* [WHAT YOU HAVE TO DO] Keep only those lines of the records that include the string "memorial".

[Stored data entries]

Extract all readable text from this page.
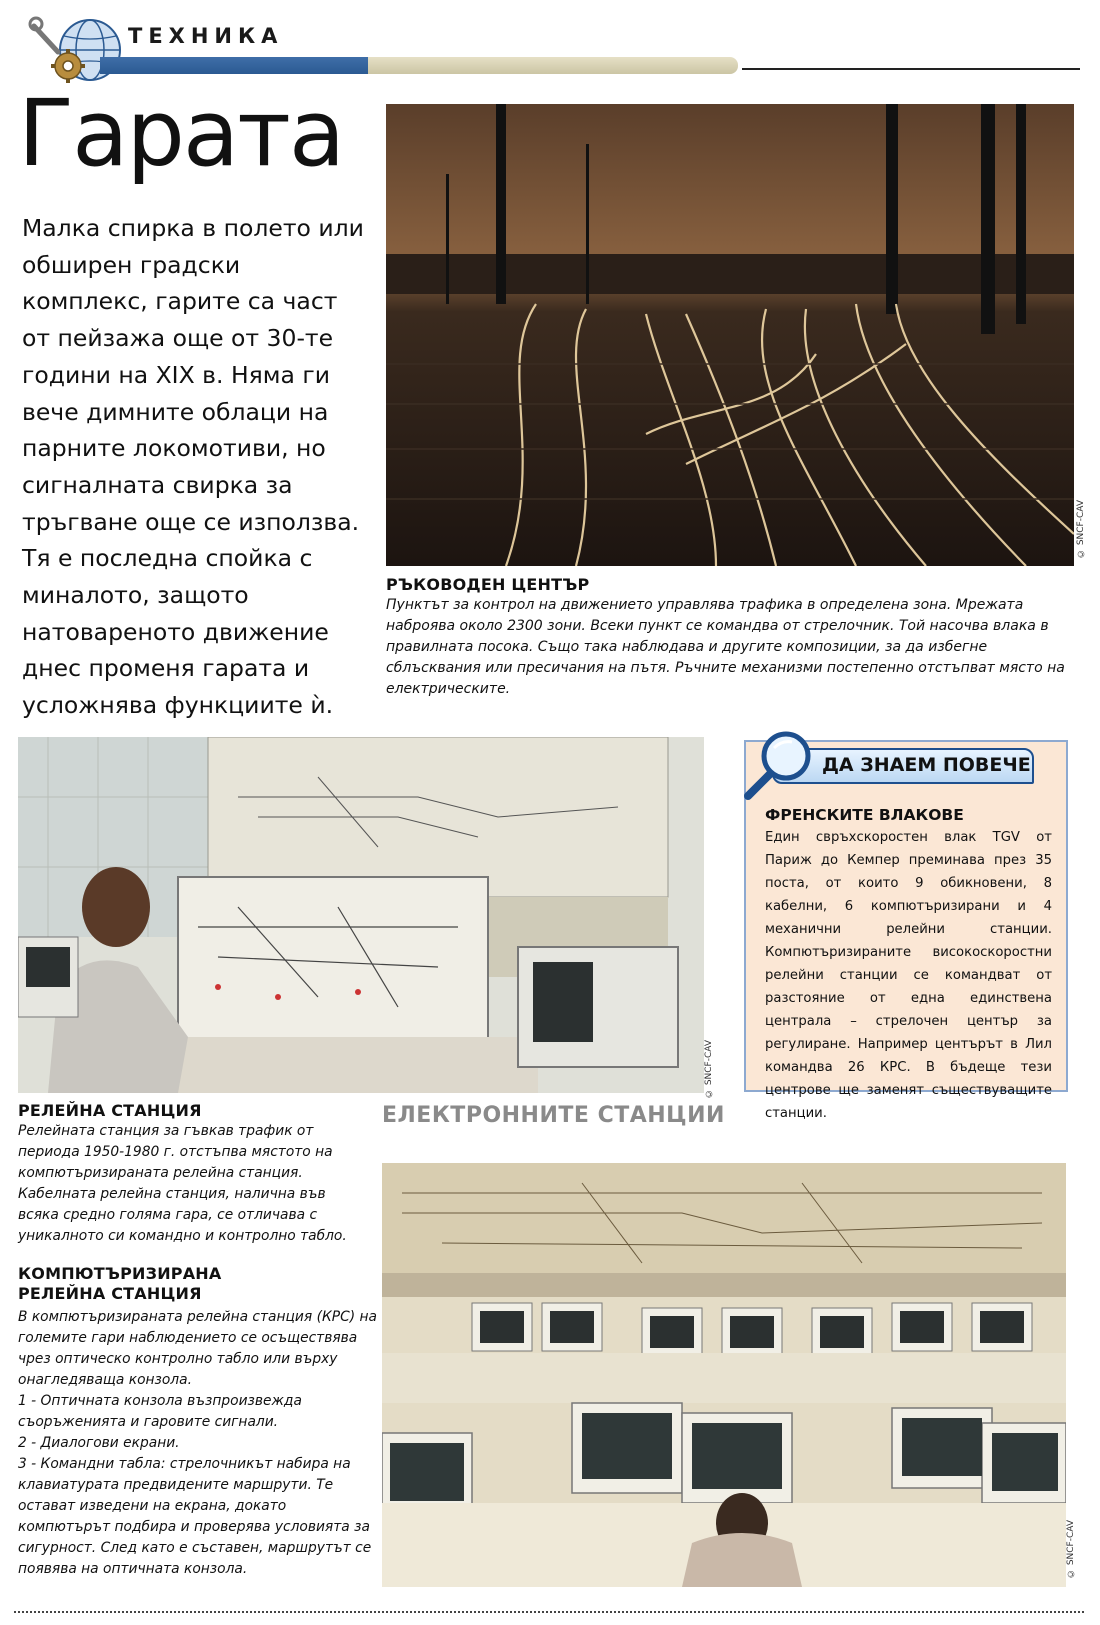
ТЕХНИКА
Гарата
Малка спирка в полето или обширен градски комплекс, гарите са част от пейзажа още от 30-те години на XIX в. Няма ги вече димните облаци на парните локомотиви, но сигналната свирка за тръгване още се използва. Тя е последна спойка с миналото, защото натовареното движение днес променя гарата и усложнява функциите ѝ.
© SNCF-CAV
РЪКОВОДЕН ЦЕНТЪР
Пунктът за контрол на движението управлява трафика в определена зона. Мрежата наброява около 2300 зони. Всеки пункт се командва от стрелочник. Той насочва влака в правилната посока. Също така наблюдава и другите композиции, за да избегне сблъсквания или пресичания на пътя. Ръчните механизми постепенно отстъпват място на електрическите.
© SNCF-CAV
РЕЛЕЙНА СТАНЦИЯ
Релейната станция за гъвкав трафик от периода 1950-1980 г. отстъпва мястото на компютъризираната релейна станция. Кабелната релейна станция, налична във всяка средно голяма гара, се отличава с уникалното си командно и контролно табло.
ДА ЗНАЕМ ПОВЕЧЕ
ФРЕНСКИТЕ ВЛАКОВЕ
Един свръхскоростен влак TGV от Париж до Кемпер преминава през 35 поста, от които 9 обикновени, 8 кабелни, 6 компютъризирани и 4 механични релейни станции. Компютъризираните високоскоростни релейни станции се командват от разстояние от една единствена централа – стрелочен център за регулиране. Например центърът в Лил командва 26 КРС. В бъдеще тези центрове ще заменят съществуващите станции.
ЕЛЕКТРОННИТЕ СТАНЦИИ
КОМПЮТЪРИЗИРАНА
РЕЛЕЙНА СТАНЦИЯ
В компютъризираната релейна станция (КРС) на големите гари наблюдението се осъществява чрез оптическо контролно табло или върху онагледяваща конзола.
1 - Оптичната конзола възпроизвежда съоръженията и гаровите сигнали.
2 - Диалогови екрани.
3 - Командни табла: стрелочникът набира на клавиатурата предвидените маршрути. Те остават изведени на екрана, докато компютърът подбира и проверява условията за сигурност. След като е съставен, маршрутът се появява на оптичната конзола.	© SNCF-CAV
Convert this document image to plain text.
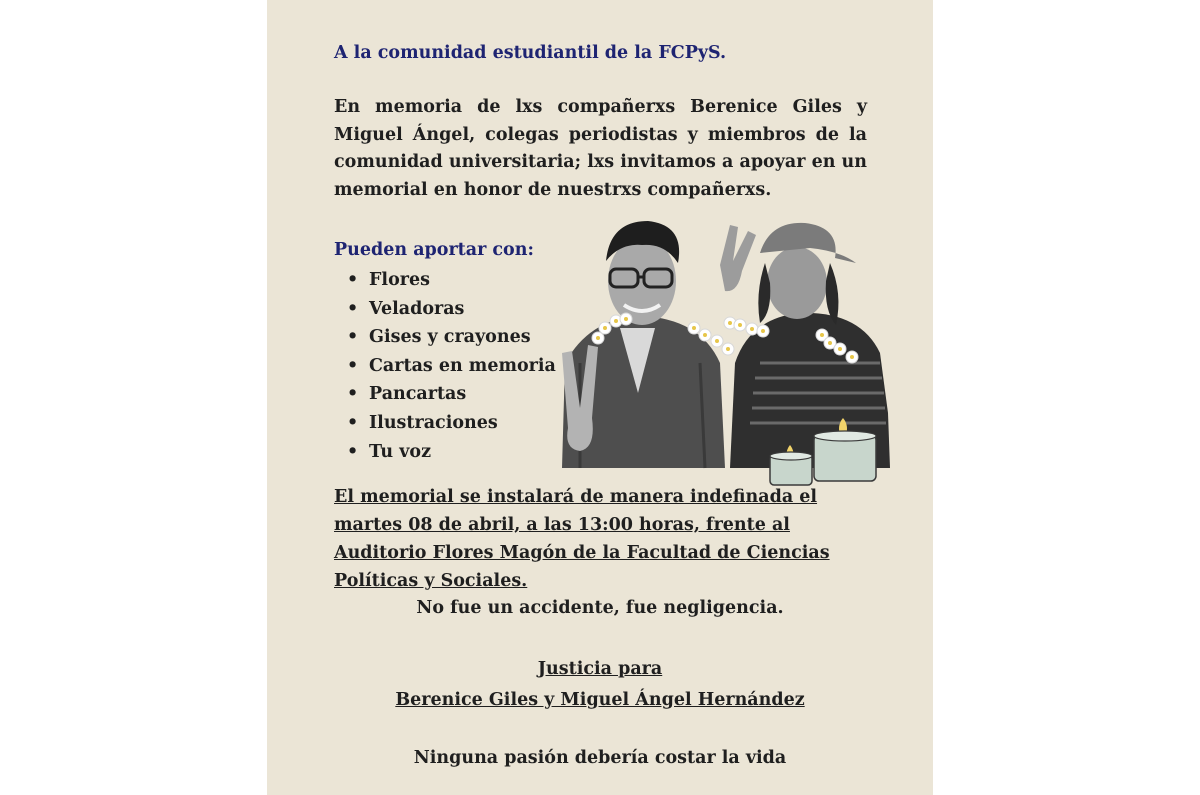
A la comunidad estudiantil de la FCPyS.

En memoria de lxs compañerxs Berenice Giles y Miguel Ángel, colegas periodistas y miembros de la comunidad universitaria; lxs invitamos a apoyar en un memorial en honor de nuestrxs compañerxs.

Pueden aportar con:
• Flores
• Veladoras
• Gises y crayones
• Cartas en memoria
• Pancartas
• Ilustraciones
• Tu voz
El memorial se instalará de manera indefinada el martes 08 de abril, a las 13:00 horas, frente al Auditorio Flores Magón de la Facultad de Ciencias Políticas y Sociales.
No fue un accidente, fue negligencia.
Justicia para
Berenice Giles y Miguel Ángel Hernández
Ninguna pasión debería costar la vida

* [SOLUTION FOR THIS EXERCISE]
En memoria de lxs compañerxs Berenice Giles y Miguel Ángel, colegas periodistas y miembros de la comunidad universitaria; lxs invitamos a apoyar en un memorial en honor de nuestrxs compañerxs.
El memorial se instalará de manera indefinada el martes 08 de abril, a las 13:00 horas, frente al Auditorio Flores Magón de la Facultad de Ciencias Políticas y Sociales.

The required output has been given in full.